Your instructions - Pick out each line of the records in which the word "menjelaskan" appears.

** START Data for this task **

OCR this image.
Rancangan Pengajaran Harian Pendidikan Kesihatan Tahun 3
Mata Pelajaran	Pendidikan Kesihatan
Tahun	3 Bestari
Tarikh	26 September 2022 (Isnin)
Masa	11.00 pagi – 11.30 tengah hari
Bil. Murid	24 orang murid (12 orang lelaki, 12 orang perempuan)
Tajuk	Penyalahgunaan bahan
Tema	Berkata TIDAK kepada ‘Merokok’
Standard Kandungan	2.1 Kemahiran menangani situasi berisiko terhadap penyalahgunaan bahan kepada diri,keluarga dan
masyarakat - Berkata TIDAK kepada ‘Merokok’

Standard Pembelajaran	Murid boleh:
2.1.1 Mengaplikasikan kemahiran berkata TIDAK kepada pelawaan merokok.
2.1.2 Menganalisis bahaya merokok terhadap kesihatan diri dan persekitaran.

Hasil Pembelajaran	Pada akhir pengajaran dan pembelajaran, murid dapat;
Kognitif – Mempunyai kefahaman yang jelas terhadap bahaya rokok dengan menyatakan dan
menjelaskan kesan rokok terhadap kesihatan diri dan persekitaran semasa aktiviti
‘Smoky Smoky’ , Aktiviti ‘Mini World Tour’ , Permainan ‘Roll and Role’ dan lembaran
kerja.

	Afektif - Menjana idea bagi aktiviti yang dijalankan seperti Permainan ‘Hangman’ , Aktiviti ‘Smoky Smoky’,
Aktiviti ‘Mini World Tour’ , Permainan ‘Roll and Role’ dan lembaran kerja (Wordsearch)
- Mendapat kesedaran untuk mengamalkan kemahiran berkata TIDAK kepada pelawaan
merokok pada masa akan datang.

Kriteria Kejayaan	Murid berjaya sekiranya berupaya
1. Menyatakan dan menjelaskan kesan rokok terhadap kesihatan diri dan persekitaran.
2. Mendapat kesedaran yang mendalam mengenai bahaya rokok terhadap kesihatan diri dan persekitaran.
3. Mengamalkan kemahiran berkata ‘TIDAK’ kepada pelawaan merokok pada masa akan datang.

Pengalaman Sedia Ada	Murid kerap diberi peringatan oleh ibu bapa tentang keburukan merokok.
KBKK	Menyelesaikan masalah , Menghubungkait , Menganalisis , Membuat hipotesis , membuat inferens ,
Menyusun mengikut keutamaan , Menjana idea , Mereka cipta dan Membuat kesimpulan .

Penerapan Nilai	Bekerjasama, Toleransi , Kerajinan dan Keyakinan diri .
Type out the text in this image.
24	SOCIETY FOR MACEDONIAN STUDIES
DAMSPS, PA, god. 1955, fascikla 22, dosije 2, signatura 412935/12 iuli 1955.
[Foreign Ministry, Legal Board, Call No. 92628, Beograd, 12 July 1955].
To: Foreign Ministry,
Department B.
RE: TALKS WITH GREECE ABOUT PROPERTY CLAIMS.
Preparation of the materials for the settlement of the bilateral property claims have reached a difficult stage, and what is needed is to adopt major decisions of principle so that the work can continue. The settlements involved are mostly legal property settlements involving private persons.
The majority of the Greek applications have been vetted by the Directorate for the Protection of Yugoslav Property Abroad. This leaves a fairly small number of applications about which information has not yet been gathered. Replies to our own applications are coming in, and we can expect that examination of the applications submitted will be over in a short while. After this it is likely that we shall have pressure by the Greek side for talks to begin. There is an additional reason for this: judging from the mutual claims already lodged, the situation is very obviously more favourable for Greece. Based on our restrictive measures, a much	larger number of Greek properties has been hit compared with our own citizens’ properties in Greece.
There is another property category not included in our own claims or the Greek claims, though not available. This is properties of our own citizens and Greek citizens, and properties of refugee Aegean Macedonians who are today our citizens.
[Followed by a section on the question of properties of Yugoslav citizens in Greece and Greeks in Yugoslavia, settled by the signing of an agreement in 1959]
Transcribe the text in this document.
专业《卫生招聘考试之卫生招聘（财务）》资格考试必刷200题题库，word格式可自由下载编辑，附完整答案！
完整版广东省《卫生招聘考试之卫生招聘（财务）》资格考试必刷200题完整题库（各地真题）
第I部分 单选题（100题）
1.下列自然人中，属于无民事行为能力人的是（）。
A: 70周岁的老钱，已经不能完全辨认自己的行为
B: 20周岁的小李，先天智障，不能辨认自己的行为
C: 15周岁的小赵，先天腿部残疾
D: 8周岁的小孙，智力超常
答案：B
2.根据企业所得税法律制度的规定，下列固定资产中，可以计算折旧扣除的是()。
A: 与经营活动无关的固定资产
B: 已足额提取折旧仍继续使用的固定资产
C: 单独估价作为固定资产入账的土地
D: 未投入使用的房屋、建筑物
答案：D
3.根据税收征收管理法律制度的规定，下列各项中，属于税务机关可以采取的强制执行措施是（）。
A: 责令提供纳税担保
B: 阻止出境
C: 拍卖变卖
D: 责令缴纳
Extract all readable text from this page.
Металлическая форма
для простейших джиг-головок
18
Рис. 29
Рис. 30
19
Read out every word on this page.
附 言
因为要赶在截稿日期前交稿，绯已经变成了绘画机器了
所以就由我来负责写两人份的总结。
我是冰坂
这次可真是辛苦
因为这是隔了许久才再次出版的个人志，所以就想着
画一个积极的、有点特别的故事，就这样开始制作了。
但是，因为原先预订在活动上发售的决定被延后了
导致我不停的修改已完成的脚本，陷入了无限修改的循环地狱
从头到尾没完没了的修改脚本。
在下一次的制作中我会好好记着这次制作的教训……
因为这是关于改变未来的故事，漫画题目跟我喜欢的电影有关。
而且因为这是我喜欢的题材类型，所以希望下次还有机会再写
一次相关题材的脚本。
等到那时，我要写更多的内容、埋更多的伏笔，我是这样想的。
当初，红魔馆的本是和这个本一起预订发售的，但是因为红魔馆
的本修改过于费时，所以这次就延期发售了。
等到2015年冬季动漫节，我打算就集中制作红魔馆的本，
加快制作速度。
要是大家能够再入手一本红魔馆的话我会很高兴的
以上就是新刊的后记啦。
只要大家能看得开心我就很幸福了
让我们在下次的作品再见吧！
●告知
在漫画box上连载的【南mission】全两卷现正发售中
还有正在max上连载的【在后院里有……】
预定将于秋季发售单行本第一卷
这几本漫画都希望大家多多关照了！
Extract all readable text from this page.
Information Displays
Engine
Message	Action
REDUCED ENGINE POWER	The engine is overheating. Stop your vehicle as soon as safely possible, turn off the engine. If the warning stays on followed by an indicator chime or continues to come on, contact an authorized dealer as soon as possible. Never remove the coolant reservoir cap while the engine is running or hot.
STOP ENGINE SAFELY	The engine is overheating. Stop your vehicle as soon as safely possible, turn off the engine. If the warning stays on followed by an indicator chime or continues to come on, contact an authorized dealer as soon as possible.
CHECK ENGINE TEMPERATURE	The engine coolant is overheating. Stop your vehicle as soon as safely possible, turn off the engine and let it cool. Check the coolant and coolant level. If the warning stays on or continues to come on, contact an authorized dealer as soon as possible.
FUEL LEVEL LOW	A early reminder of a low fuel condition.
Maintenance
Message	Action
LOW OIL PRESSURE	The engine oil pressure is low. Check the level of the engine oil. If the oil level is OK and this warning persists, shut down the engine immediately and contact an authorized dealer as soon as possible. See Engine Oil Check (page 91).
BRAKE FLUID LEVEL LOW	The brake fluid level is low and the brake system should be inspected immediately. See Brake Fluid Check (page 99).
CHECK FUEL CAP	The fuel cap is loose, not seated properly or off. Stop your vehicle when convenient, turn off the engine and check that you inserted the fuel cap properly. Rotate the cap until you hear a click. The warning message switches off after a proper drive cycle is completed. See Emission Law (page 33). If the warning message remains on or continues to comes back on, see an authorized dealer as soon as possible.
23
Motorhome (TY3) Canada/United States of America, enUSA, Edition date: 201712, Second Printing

** END Data for this task **

Written answer -
menjelaskan kesan rokok terhadap kesihatan diri dan persekitaran semasa aktiviti
1. Menyatakan dan menjelaskan kesan rokok terhadap kesihatan diri dan persekitaran.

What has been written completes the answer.